Data shown Start Marker

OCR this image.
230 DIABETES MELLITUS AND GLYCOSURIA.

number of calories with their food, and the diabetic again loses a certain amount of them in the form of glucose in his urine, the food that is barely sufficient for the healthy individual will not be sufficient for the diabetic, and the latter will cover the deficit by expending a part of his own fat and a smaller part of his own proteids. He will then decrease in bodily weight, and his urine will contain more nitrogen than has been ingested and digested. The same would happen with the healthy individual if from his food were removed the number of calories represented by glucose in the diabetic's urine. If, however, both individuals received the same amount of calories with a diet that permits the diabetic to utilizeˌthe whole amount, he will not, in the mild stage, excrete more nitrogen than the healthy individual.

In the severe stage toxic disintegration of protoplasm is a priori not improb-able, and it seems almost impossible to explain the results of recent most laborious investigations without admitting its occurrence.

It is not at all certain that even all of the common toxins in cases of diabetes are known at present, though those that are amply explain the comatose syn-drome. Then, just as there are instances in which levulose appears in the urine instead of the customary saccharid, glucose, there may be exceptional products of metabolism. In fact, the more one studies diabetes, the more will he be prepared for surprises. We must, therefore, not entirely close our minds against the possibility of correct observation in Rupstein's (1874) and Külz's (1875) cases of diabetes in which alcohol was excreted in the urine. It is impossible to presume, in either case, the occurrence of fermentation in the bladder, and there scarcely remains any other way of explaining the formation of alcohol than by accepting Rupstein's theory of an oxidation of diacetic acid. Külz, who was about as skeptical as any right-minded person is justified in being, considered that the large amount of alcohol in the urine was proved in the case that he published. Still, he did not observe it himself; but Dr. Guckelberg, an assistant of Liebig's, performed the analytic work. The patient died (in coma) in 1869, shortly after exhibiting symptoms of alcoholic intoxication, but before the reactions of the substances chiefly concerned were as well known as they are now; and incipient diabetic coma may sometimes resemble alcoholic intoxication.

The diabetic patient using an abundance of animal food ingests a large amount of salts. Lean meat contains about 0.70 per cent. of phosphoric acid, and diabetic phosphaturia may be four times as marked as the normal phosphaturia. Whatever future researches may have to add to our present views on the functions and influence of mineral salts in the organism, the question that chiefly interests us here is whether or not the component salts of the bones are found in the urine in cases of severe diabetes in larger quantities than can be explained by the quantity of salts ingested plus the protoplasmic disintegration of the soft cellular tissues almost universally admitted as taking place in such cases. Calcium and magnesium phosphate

Data shown End Marker

## Problem
Show the lines of the material that contain the word "severe".

## Answer space
In the severe stage toxic disintegration of protoplasm is a priori not improb-able, and it seems almost impossible to explain the results of recent most laborious investigations without admitting its occurrence.
The diabetic patient using an abundance of animal food ingests a large amount of salts. Lean meat contains about 0.70 per cent. of phosphoric acid, and diabetic phosphaturia may be four times as marked as the normal phosphaturia. Whatever future researches may have to add to our present views on the functions and influence of mineral salts in the organism, the question that chiefly interests us here is whether or not the component salts of the bones are found in the urine in cases of severe diabetes in larger quantities than can be explained by the quantity of salts ingested plus the protoplasmic disintegration of the soft cellular tissues almost universally admitted as taking place in such cases. Calcium and magnesium phosphate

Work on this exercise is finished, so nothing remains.